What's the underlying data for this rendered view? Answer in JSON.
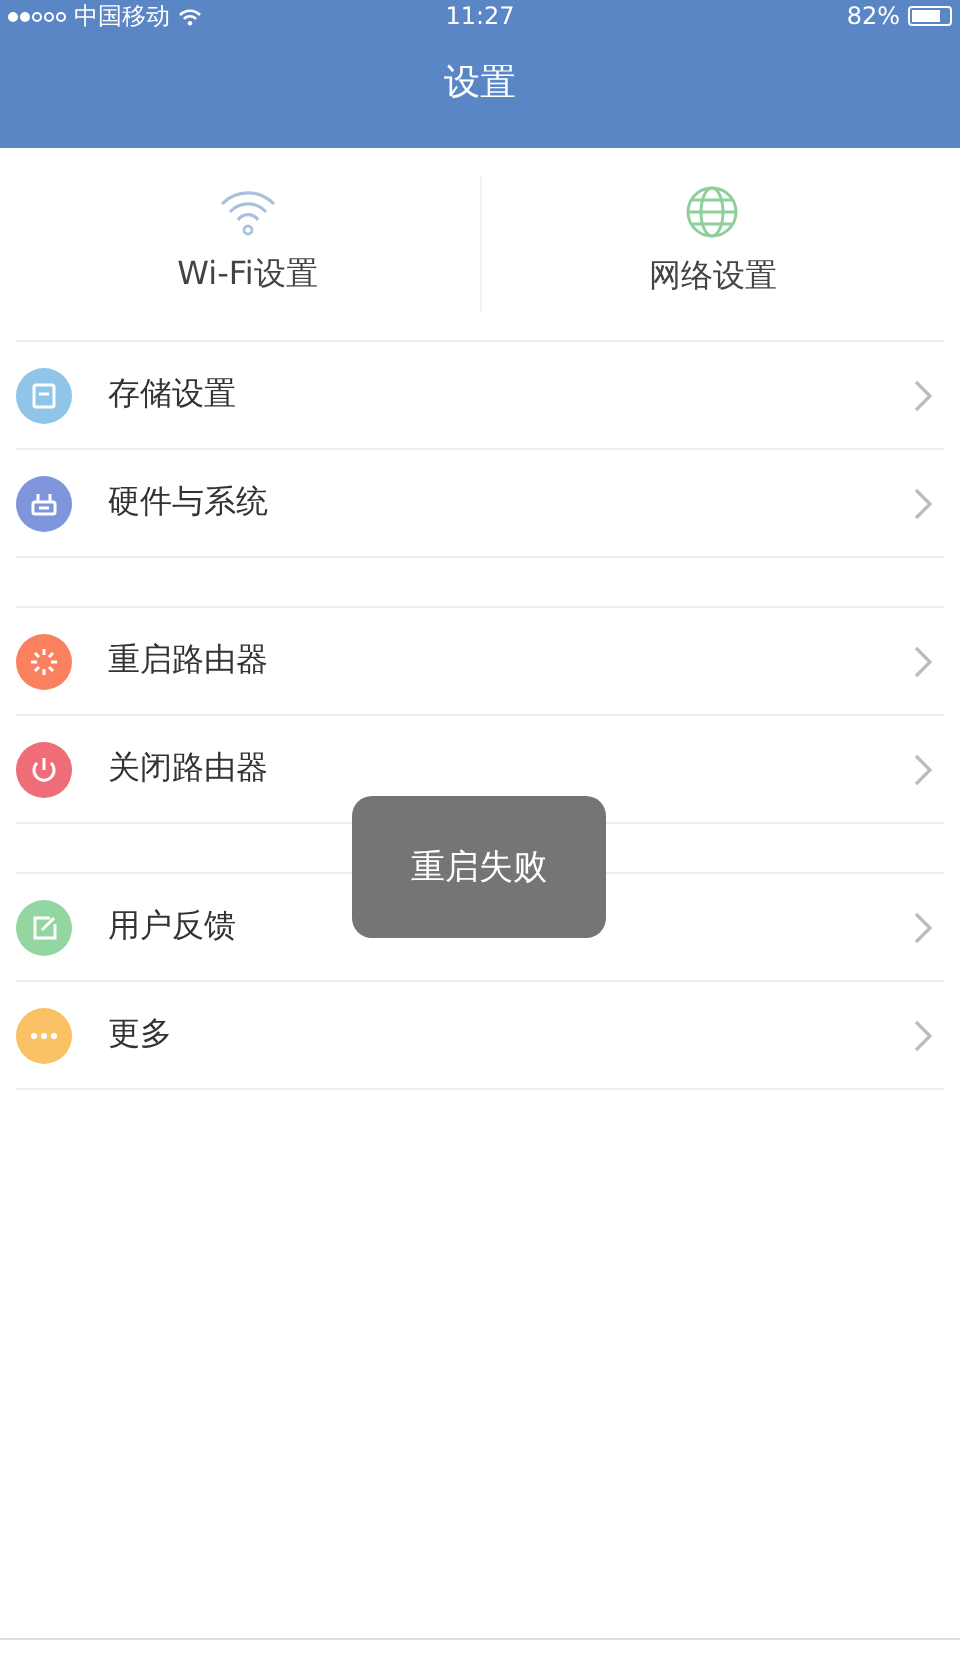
{
  "status_bar": {
    "carrier": "中国移动",
    "time": "11:27",
    "battery": "82%"
  },
  "header": {
    "title": "设置"
  },
  "shortcuts": [
    {
      "kind": "wifi",
      "label": "Wi-Fi设置"
    },
    {
      "kind": "globe",
      "label": "网络设置"
    }
  ],
  "groups": [
    [
      {
        "kind": "storage",
        "label": "存储设置",
        "color": "#8ec5e8"
      },
      {
        "kind": "hardware",
        "label": "硬件与系统",
        "color": "#7f95dc"
      }
    ],
    [
      {
        "kind": "restart",
        "label": "重启路由器",
        "color": "#f98160"
      },
      {
        "kind": "power",
        "label": "关闭路由器",
        "color": "#ef6d78"
      }
    ],
    [
      {
        "kind": "feedback",
        "label": "用户反馈",
        "color": "#94d6a2"
      },
      {
        "kind": "more",
        "label": "更多",
        "color": "#fbc265"
      }
    ]
  ],
  "toast": {
    "message": "重启失败"
  }
}
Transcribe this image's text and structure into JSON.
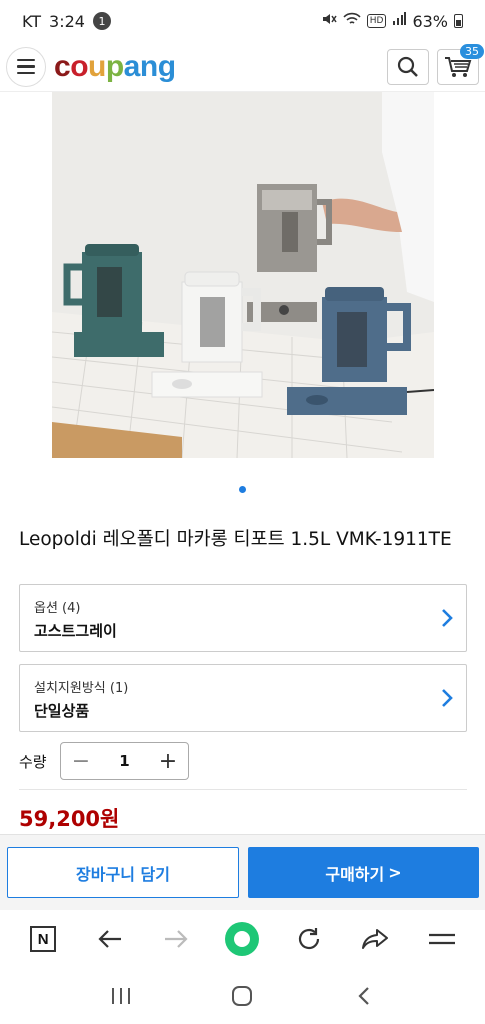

◆ **TASK BRIEF**: Except for the pictures, give all the material above again verbatim.

◆ **EXERCISE RESPONSE**:
What's the underlying data for this rendered view? Answer in JSON.
{
  "status_bar": {
    "carrier": "中国移动",
    "time": "11:27",
    "battery": "82%"
  },
  "header": {
    "title": "设置"
  },
  "shortcuts": [
    {
      "kind": "wifi",
      "label": "Wi-Fi设置"
    },
    {
      "kind": "globe",
      "label": "网络设置"
    }
  ],
  "groups": [
    [
      {
        "kind": "storage",
        "label": "存储设置",
        "color": "#8ec5e8"
      },
      {
        "kind": "hardware",
        "label": "硬件与系统",
        "color": "#7f95dc"
      }
    ],
    [
      {
        "kind": "restart",
        "label": "重启路由器",
        "color": "#f98160"
      },
      {
        "kind": "power",
        "label": "关闭路由器",
        "color": "#ef6d78"
      }
    ],
    [
      {
        "kind": "feedback",
        "label": "用户反馈",
        "color": "#94d6a2"
      },
      {
        "kind": "more",
        "label": "更多",
        "color": "#fbc265"
      }
    ]
  ],
  "toast": {
    "message": "重启失败"
  }
}
Transcribe this image's text and structure into JSON.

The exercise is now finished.